* **WHAT IS BEING ASKED**: Tally up the lines below that include the word "page". Answer with the number alone.

* **EXTRACTED RECORDS**:

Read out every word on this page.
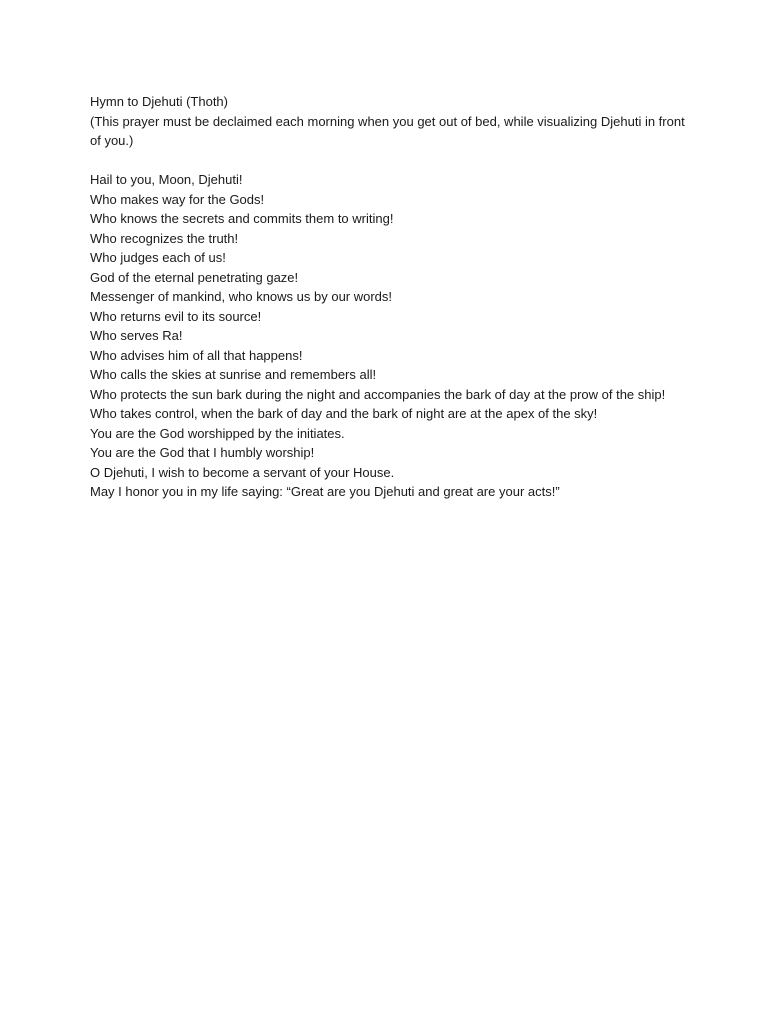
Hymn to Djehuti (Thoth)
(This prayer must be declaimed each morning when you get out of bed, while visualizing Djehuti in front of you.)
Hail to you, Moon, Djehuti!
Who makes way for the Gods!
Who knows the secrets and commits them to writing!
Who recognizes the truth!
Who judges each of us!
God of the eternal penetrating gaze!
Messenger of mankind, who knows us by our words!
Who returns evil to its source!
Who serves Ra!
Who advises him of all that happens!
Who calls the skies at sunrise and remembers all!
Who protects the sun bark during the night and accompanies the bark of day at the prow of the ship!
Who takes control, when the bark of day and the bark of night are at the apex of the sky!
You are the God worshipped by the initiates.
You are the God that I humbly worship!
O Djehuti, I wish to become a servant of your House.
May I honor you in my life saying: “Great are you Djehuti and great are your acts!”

* * *

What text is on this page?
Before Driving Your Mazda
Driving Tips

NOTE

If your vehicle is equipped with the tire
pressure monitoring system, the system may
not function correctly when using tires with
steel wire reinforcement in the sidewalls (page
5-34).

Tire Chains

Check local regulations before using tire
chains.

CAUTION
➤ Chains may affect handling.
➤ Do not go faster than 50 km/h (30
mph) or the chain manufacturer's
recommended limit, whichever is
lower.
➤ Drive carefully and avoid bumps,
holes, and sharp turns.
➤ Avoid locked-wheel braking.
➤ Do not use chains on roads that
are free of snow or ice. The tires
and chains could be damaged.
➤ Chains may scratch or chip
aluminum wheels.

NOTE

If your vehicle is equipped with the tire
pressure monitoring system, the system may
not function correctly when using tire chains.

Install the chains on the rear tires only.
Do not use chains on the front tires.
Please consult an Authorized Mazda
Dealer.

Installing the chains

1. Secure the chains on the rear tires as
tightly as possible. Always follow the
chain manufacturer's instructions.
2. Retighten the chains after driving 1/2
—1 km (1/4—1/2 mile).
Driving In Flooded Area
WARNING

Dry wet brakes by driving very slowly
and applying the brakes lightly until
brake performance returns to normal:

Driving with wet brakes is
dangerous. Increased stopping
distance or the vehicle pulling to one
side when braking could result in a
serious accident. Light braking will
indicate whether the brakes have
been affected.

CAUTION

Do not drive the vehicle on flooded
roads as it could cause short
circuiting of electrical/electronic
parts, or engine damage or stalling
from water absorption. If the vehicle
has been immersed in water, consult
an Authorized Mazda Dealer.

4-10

* * *

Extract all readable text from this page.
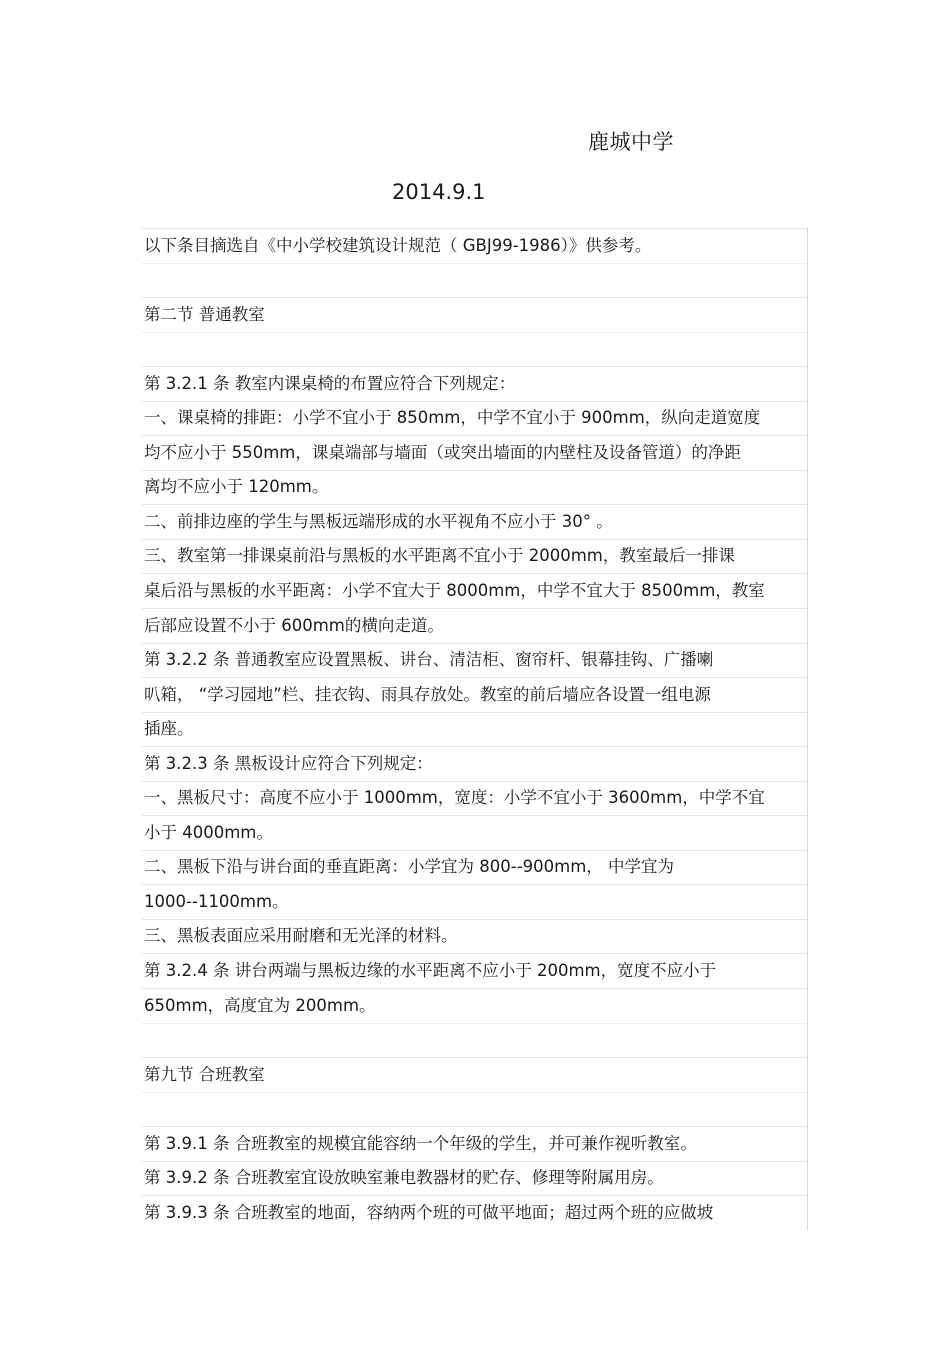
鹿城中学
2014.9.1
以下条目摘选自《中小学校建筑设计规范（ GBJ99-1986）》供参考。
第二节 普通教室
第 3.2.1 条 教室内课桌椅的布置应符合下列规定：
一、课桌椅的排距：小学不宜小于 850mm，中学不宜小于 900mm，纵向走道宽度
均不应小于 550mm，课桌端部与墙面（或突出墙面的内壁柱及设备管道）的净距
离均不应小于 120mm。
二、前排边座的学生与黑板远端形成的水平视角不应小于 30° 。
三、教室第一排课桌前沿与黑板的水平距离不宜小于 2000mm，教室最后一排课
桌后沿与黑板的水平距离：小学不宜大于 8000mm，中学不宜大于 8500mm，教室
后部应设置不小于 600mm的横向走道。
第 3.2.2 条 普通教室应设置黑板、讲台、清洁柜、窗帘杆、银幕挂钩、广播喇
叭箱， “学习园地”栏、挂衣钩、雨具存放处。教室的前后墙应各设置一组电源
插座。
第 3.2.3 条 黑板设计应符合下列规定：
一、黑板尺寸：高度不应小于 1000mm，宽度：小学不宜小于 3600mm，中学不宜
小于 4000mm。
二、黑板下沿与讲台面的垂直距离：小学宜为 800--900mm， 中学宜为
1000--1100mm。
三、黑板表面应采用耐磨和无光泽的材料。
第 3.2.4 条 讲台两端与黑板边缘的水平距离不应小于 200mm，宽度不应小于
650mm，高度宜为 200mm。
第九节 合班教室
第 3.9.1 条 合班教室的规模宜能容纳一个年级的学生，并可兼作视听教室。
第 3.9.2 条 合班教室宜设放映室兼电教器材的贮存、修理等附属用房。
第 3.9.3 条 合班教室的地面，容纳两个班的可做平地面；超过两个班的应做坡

* **REPLY TO THE TASK**: 4